▶ DIRECTIONS
Copy out the whole listing exactly as written, leaving the pictures behind.

▶ LISTED RECORDS
--- begin ---

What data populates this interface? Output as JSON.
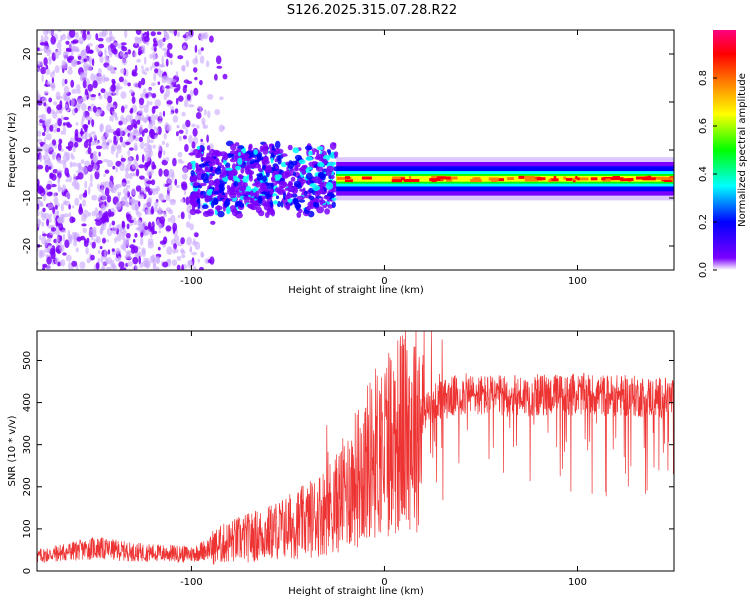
{
  "title": "S126.2025.315.07.28.R22",
  "chart_data": [
    {
      "type": "heatmap",
      "name": "spectrogram",
      "xlabel": "Height of straight line (km)",
      "ylabel": "Frequency (Hz)",
      "xlim": [
        -180,
        150
      ],
      "ylim": [
        -25,
        25
      ],
      "x_ticks": [
        -100,
        0,
        100
      ],
      "y_ticks": [
        20,
        10,
        0,
        -10,
        -20
      ],
      "colorbar": {
        "label": "Normalized spectral amplitude",
        "range": [
          0,
          1
        ],
        "ticks": [
          0.0,
          0.2,
          0.4,
          0.6,
          0.8
        ],
        "colors": [
          "#ffffff",
          "#7b00ff",
          "#0000ff",
          "#00ffff",
          "#00ff00",
          "#ffff00",
          "#ff8000",
          "#ff0000",
          "#ff0080"
        ]
      },
      "features": [
        {
          "region": "noise",
          "x_range": [
            -180,
            -80
          ],
          "freq_range": [
            -25,
            25
          ],
          "amplitude": 0.1
        },
        {
          "region": "emerging",
          "x_range": [
            -100,
            -25
          ],
          "freq_center": -6,
          "amplitude": 0.3
        },
        {
          "region": "signal",
          "x_range": [
            -25,
            150
          ],
          "freq_center": -6,
          "amplitude": 0.9
        }
      ]
    },
    {
      "type": "line",
      "name": "snr",
      "xlabel": "Height of straight line (km)",
      "ylabel": "SNR (10 * v/v)",
      "xlim": [
        -180,
        150
      ],
      "ylim": [
        0,
        570
      ],
      "x_ticks": [
        -100,
        0,
        100
      ],
      "y_ticks": [
        0,
        100,
        200,
        300,
        400,
        500
      ],
      "color": "#ee3333",
      "envelope": [
        {
          "x": -180,
          "y": 35
        },
        {
          "x": -150,
          "y": 55
        },
        {
          "x": -130,
          "y": 45
        },
        {
          "x": -100,
          "y": 40
        },
        {
          "x": -80,
          "y": 70
        },
        {
          "x": -60,
          "y": 90
        },
        {
          "x": -40,
          "y": 120
        },
        {
          "x": -25,
          "y": 160
        },
        {
          "x": -15,
          "y": 220
        },
        {
          "x": -5,
          "y": 280
        },
        {
          "x": 5,
          "y": 320
        },
        {
          "x": 15,
          "y": 350
        },
        {
          "x": 25,
          "y": 400
        },
        {
          "x": 40,
          "y": 420
        },
        {
          "x": 60,
          "y": 415
        },
        {
          "x": 100,
          "y": 420
        },
        {
          "x": 130,
          "y": 415
        },
        {
          "x": 150,
          "y": 410
        }
      ]
    }
  ]
}
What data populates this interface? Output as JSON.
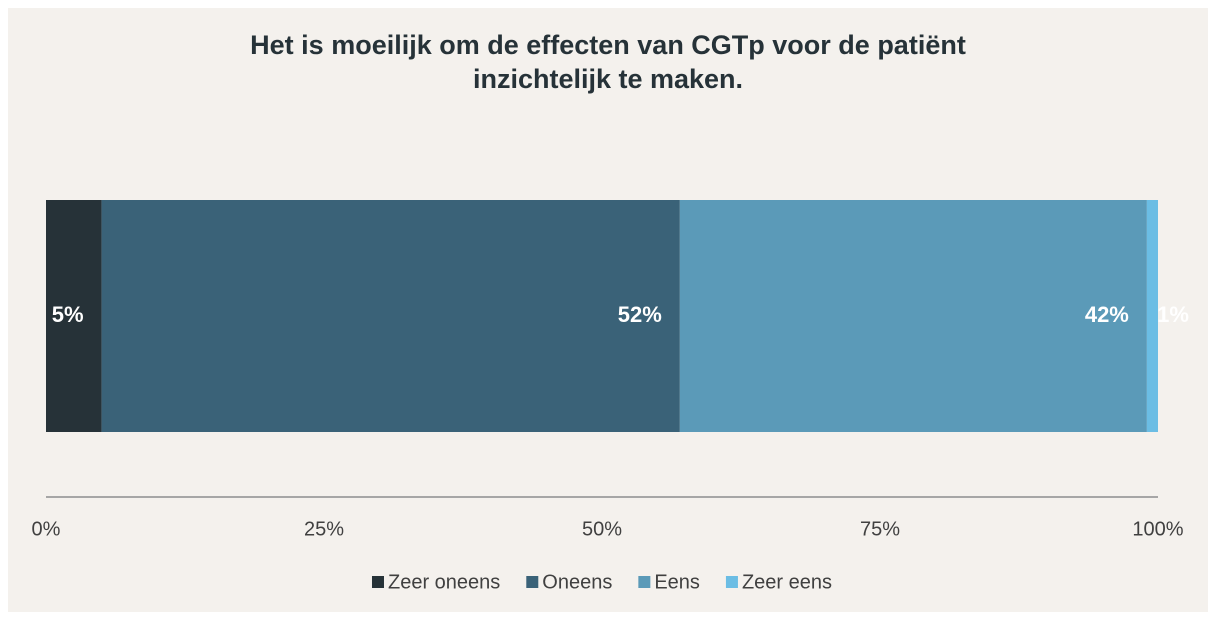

--- end ---

▶ SOLUTION BELOW
What data populates this interface? Output as JSON.
{
  "title": "S126.2025.315.07.28.R22",
  "chart_data": [
    {
      "type": "heatmap",
      "name": "spectrogram",
      "xlabel": "Height of straight line (km)",
      "ylabel": "Frequency (Hz)",
      "xlim": [
        -180,
        150
      ],
      "ylim": [
        -25,
        25
      ],
      "x_ticks": [
        -100,
        0,
        100
      ],
      "y_ticks": [
        20,
        10,
        0,
        -10,
        -20
      ],
      "colorbar": {
        "label": "Normalized spectral amplitude",
        "range": [
          0,
          1
        ],
        "ticks": [
          0.0,
          0.2,
          0.4,
          0.6,
          0.8
        ],
        "colors": [
          "#ffffff",
          "#7b00ff",
          "#0000ff",
          "#00ffff",
          "#00ff00",
          "#ffff00",
          "#ff8000",
          "#ff0000",
          "#ff0080"
        ]
      },
      "features": [
        {
          "region": "noise",
          "x_range": [
            -180,
            -80
          ],
          "freq_range": [
            -25,
            25
          ],
          "amplitude": 0.1
        },
        {
          "region": "emerging",
          "x_range": [
            -100,
            -25
          ],
          "freq_center": -6,
          "amplitude": 0.3
        },
        {
          "region": "signal",
          "x_range": [
            -25,
            150
          ],
          "freq_center": -6,
          "amplitude": 0.9
        }
      ]
    },
    {
      "type": "line",
      "name": "snr",
      "xlabel": "Height of straight line (km)",
      "ylabel": "SNR (10 * v/v)",
      "xlim": [
        -180,
        150
      ],
      "ylim": [
        0,
        570
      ],
      "x_ticks": [
        -100,
        0,
        100
      ],
      "y_ticks": [
        0,
        100,
        200,
        300,
        400,
        500
      ],
      "color": "#ee3333",
      "envelope": [
        {
          "x": -180,
          "y": 35
        },
        {
          "x": -150,
          "y": 55
        },
        {
          "x": -130,
          "y": 45
        },
        {
          "x": -100,
          "y": 40
        },
        {
          "x": -80,
          "y": 70
        },
        {
          "x": -60,
          "y": 90
        },
        {
          "x": -40,
          "y": 120
        },
        {
          "x": -25,
          "y": 160
        },
        {
          "x": -15,
          "y": 220
        },
        {
          "x": -5,
          "y": 280
        },
        {
          "x": 5,
          "y": 320
        },
        {
          "x": 15,
          "y": 350
        },
        {
          "x": 25,
          "y": 400
        },
        {
          "x": 40,
          "y": 420
        },
        {
          "x": 60,
          "y": 415
        },
        {
          "x": 100,
          "y": 420
        },
        {
          "x": 130,
          "y": 415
        },
        {
          "x": 150,
          "y": 410
        }
      ]
    }
  ]
}
What data populates this interface? Output as JSON.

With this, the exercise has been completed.